━━━ RECORDS
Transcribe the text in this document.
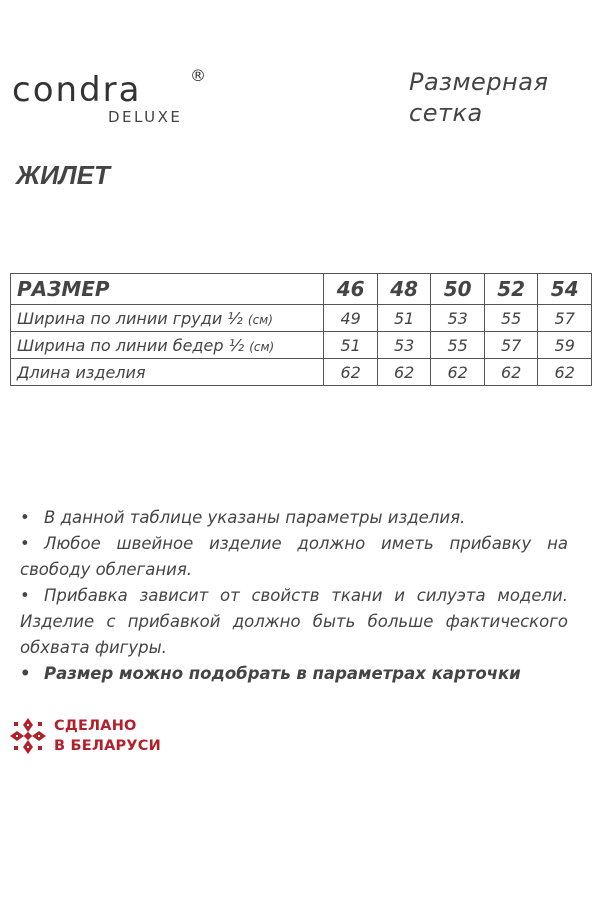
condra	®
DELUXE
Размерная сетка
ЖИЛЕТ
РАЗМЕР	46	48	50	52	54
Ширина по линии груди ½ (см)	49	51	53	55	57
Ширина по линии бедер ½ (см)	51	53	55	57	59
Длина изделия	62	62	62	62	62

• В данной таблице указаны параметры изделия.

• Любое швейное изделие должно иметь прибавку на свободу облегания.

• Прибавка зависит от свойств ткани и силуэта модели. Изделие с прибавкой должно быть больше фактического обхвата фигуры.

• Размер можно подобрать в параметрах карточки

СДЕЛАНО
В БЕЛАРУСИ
━━━━━━
▸ WHAT YOU SHOULD DO: Of the lines above, how many include the word "должно"? Reply with the number alone.

▸ WRITTEN REPLY: 2